Begin Text excerpt

# Lacking air intake??



## SoutherWis (Oct 29, 2012)

Is that possible with the air wide open?
As mentioned here I'm running a newly installed Atlanta Homesteader. Model 2410-GU to be exact.

I'll _*crack*_ the ash pan door when initially starting a fire. The damper is wide open and the air intake door is wide open.
After flue temps (_according to Rutland thermometer_)  reach 350,  I'll close the ash door and leave the air intake open and the damper open at first.
The fire usually smolders down to lazy flames if any at all, and shortly after becomes flameless smoldering after an hour or so.
She's cranking out heat but it's short lived due to those conditions.
If I take a lookey see...there's all my fuel (wood) and it's badly burned and charred but it's still there. If I crack the ash door, she comes to life.
Is it possible my air intake is too small? That seems NOT so logical since they sold these things for years. It's not plugged or blocked in anyway.
Or am I closing things up way to soon.?
Flue temps dump down to 150-200 range, but it's still putting out good heat. FYI I can only say that cause my house is so small I'm sure.

Do you guys really ignore the damper and regulate flow with the intake? It doesnt seem to help me.
Is it possible my intake is too small? I'm doubting it. Pictured below.
Is this shoulder burning blues I'm experiencing?
Maybe the stove is simply TOO tight?


----------



## DexterDay (Oct 29, 2012)

Even when fully closed it gets some air. 

How long has your Wood been Cut/Split/Stacked?? What type of wood?

Should burn well.with Primary Full Open.


----------



## SoutherWis (Oct 29, 2012)

I'm using kiln dried 2x6 cut offs to get things going. The real fuel is 1 year old split, and stacked, oak, and red elm.


----------



## begreen (Oct 30, 2012)

The wood is not dry I think, but check the flue and flue cap to make sure they are not clogging up.  Definitely don't make a habit of opening the ash door to keep the fire going. When things are setup right you should get plenty of air to keep the fire going via the factory air control.


----------



## SoutherWis (Oct 30, 2012)

I think your right begreen. Got home from work tonight, it's 58 degrees in the house.
I filled the box with some 16" pieces of kiln dried 2x6 , fired it up, and after a short bit of blazing the flue reached 300°
I left the damper open and cut the primary in half. It burned for a good half hour before I cut it to a 1/4.
Still burning over an hour later. 

Question...since I cant find a manual for this old goat maybe someone can tell me. Is it possible or even a good idea to run this thing using the primary only? Or is the damper typically needed / recommended / wanted?
I ask that because I grew up watching Dad turn down the damper and the primary all the time and I'm reading around here that most of you either dont use them or leave them wide open during the burn season. Or is that only for EPA stoves?


----------



## begreen (Oct 30, 2012)

Actually it's the opposite. A flue damper is more common on pre-EPA stoves. How tall is the flue on the stove? If it's short, you probably don't need a damper.

Oak takes at least a couple years to season. Maybe bring some of that wood inside and resplit it to help dry it out faster?


----------



## SoutherWis (Oct 30, 2012)

The flue...on the outside of the house anyway...is a total of 13 feet.
I've got 16" to 20" below that inside, which does include 2 90's, and it's all connected with a 24" through the wall horizontal.

End Text excerpt

Written problem 1
In the wood stove thread, what is the model number of the Atlanta Homesteader?
Written problem 2
Duplicate the wood stove thread from "Flue temps dump" to "blues I'm experiencing?".
Written problem 3
Go on with the wood stove thread from the point where it stops.

Begin Dataset excerpts

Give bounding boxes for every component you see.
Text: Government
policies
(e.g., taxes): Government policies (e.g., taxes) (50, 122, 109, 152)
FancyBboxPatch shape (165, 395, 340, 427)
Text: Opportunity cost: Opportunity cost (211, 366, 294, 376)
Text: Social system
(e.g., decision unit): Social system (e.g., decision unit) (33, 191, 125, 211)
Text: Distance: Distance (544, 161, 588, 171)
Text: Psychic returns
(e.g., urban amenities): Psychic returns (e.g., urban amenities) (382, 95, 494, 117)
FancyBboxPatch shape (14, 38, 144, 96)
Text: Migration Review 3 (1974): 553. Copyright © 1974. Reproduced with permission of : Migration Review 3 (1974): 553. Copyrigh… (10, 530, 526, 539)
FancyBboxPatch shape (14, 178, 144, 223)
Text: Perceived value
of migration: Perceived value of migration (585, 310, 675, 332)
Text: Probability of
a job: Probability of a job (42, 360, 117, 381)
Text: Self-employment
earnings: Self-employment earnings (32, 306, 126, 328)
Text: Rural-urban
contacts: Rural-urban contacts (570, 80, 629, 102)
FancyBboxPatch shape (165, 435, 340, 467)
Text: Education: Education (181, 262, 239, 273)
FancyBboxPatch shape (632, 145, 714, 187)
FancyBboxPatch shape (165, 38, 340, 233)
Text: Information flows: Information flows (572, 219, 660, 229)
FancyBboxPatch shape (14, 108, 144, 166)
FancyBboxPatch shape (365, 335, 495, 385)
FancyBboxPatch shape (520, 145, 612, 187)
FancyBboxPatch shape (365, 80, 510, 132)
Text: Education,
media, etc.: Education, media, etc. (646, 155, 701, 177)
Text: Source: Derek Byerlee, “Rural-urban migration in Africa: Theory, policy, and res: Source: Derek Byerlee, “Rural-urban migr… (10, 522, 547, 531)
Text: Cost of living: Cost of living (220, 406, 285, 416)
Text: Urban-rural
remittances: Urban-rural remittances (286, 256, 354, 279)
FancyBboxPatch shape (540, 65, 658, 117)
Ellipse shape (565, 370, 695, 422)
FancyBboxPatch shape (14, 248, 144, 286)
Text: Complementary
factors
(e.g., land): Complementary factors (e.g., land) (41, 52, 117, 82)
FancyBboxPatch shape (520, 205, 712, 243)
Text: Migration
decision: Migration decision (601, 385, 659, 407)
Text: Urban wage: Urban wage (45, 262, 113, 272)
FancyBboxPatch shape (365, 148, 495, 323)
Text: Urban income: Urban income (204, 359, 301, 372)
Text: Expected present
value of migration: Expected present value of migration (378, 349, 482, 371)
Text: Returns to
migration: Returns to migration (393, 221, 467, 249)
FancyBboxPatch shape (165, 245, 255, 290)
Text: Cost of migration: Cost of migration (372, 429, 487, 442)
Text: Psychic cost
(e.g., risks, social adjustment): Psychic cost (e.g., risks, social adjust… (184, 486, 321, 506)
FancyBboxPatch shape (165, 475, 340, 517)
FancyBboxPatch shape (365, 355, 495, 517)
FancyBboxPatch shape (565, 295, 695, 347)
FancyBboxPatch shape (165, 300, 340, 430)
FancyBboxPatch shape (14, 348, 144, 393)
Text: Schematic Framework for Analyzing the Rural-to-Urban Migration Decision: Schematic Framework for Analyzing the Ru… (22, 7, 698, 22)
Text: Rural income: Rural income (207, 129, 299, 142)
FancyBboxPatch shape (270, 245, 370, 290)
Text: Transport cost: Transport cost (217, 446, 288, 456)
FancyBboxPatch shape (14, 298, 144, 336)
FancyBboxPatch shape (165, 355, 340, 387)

End Dataset excerpts

Expected answer 1
2410-GU

Expected answer 2
Flue temps dump down to 150-200 range, but it's still putting out good heat. FYI I can only say that cause my house is so small I'm sure.

Do you guys really ignore the damper and regulate flow with the intake? It doesnt seem to help me.
Is it possible my intake is too small? I'm doubting it. Pictured below.
Is this shoulder burning blues I'm experiencing?

Expected answer 3
Splitting the oaks down again wont be a problem, but I should mention the ones I was using so far were 6 and 7 inch rounds, and I'm doubting those were even oak. Thats probably part of my problem right there, aint it.


----------



## begreen (Oct 30, 2012)

Yup, unsplit rounds dry out very slowly. Based on the description I would focus on dry wood and not worry about the damper.


----------



## SoutherWis (Oct 31, 2012)

I'm greener then the rounds arn't I? 
Thanks begreen


----------



## begreen (Oct 31, 2012)

No problem, we've all made this mistake at some point unless we were fortunate to have someone mentor us from the beginning.


----------



## Woody Stover (Oct 31, 2012)

SoutherWis said:


> I'm using kiln dried 2x6 cut offs to get things going. The real fuel is 1 year old split, and stacked, oak, and red elm.


If it was standing dead when cut and stacked, with no bark, the Red Elm is probably going to be the driest. Smaller splits dry faster. A couple of years ago, I ran out of wood, cut a down White Ash and split it small. I stacked about half a cord in the house and had fans blowing on it for a couple of weeks.  I got that wood from 25%+ down to low 20s moisture content. It burned OK but really needs to be drier if possible. You should be able to tell how dry you different types of wood are, when you toss a split onto the fire. Once it heats up and starts burning, very wet wood will bubble out the ends, damp wood will only hiss, not bubble. If all your wood is wet, you could cut some dead standing wood (even Oak if long-dead,) and the top portions of the tree might be fairly dry. Getting late to be cutting wood in So WI, though...


----------



## SoutherWis (Oct 31, 2012)

Woody Stover said:


> . Getting late to be cutting wood in So WI, though...


 
You got that right.  but I'm not cutting much of anything right now.

With this being my first season with a stove in the house, I have a ways to go yet. In other words...no saw, and no land yet. I've bought and hauled everything I have stacked.
Baby steps.
Heck I'm still trying to master the wood identification.


----------



## Woody Stover (Nov 2, 2012)

SoutherWis said:


> You got that right.  but I'm not cutting much of anything right now.
> 
> With this being my first season with a stove in the house, I have a ways to go yet. In other words...no saw, and no land yet. I've bought and hauled everything I have stacked.
> Baby steps.
> Heck I'm still trying to master the wood identification.


Yep, when I lived up there, Nov. 1 was usually when I went into hibernation. 
You don't need land, you just need to know someone with land.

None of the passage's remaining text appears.